▶ [Given exercise] Make an exact copy of the entries below.

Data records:
■ ■ ■ ■ ■ ■ ■

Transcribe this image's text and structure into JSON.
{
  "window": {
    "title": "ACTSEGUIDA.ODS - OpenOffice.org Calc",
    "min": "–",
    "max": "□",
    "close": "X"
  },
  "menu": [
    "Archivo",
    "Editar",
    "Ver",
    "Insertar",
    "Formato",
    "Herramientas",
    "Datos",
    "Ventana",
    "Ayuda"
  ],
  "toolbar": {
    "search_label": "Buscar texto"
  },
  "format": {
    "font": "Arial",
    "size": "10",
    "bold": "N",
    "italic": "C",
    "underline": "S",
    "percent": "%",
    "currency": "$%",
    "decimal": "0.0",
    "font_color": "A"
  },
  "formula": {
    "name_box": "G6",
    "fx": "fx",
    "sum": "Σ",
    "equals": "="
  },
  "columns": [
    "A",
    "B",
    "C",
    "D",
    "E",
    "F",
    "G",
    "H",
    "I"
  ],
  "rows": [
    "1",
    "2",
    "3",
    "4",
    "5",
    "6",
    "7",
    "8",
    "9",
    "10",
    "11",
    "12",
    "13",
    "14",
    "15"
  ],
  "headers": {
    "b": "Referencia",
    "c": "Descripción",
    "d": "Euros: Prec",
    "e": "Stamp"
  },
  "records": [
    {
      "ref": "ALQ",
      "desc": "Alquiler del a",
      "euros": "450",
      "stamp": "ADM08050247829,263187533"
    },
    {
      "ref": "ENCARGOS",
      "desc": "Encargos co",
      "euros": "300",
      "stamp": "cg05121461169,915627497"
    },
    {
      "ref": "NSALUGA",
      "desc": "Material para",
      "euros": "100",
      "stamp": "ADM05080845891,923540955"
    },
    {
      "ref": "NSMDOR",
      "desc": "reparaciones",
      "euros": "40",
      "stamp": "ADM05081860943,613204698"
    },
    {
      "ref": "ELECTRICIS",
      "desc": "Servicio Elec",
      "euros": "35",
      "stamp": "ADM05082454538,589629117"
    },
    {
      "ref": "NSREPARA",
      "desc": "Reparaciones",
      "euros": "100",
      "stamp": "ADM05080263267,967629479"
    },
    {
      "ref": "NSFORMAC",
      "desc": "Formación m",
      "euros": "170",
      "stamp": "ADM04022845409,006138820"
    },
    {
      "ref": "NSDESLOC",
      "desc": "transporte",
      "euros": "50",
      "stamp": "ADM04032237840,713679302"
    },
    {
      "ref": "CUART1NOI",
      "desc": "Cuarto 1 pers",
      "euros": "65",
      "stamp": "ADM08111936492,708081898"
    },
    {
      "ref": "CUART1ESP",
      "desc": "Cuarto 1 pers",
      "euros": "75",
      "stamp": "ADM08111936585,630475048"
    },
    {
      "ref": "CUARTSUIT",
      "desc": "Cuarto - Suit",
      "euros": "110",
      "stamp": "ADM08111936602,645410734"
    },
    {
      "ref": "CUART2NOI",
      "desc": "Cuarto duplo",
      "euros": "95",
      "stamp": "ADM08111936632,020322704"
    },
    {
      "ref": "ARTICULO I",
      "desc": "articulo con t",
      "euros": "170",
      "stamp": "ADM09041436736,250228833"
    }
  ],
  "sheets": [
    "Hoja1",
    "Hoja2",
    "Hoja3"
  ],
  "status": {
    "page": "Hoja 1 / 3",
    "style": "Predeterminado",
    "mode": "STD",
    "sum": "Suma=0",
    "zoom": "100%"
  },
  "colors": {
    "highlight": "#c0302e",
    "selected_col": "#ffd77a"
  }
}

■ ■ ■ ■ ■ ■ ■

▶ [The solution]
Transcribe this image's text and structure into JSON.
{
  "window": {
    "title": "ACTSEGUIDA.ODS - OpenOffice.org Calc",
    "min": "–",
    "max": "□",
    "close": "X"
  },
  "menu": [
    "Archivo",
    "Editar",
    "Ver",
    "Insertar",
    "Formato",
    "Herramientas",
    "Datos",
    "Ventana",
    "Ayuda"
  ],
  "toolbar": {
    "search_label": "Buscar texto"
  },
  "format": {
    "font": "Arial",
    "size": "10",
    "bold": "N",
    "italic": "C",
    "underline": "S",
    "percent": "%",
    "currency": "$%",
    "decimal": "0.0",
    "font_color": "A"
  },
  "formula": {
    "name_box": "G6",
    "fx": "fx",
    "sum": "Σ",
    "equals": "="
  },
  "columns": [
    "A",
    "B",
    "C",
    "D",
    "E",
    "F",
    "G",
    "H",
    "I"
  ],
  "rows": [
    "1",
    "2",
    "3",
    "4",
    "5",
    "6",
    "7",
    "8",
    "9",
    "10",
    "11",
    "12",
    "13",
    "14",
    "15"
  ],
  "headers": {
    "b": "Referencia",
    "c": "Descripción",
    "d": "Euros: Prec",
    "e": "Stamp"
  },
  "records": [
    {
      "ref": "ALQ",
      "desc": "Alquiler del a",
      "euros": "450",
      "stamp": "ADM08050247829,263187533"
    },
    {
      "ref": "ENCARGOS",
      "desc": "Encargos co",
      "euros": "300",
      "stamp": "cg05121461169,915627497"
    },
    {
      "ref": "NSALUGA",
      "desc": "Material para",
      "euros": "100",
      "stamp": "ADM05080845891,923540955"
    },
    {
      "ref": "NSMDOR",
      "desc": "reparaciones",
      "euros": "40",
      "stamp": "ADM05081860943,613204698"
    },
    {
      "ref": "ELECTRICIS",
      "desc": "Servicio Elec",
      "euros": "35",
      "stamp": "ADM05082454538,589629117"
    },
    {
      "ref": "NSREPARA",
      "desc": "Reparaciones",
      "euros": "100",
      "stamp": "ADM05080263267,967629479"
    },
    {
      "ref": "NSFORMAC",
      "desc": "Formación m",
      "euros": "170",
      "stamp": "ADM04022845409,006138820"
    },
    {
      "ref": "NSDESLOC",
      "desc": "transporte",
      "euros": "50",
      "stamp": "ADM04032237840,713679302"
    },
    {
      "ref": "CUART1NOI",
      "desc": "Cuarto 1 pers",
      "euros": "65",
      "stamp": "ADM08111936492,708081898"
    },
    {
      "ref": "CUART1ESP",
      "desc": "Cuarto 1 pers",
      "euros": "75",
      "stamp": "ADM08111936585,630475048"
    },
    {
      "ref": "CUARTSUIT",
      "desc": "Cuarto - Suit",
      "euros": "110",
      "stamp": "ADM08111936602,645410734"
    },
    {
      "ref": "CUART2NOI",
      "desc": "Cuarto duplo",
      "euros": "95",
      "stamp": "ADM08111936632,020322704"
    },
    {
      "ref": "ARTICULO I",
      "desc": "articulo con t",
      "euros": "170",
      "stamp": "ADM09041436736,250228833"
    }
  ],
  "sheets": [
    "Hoja1",
    "Hoja2",
    "Hoja3"
  ],
  "status": {
    "page": "Hoja 1 / 3",
    "style": "Predeterminado",
    "mode": "STD",
    "sum": "Suma=0",
    "zoom": "100%"
  },
  "colors": {
    "highlight": "#c0302e",
    "selected_col": "#ffd77a"
  }
}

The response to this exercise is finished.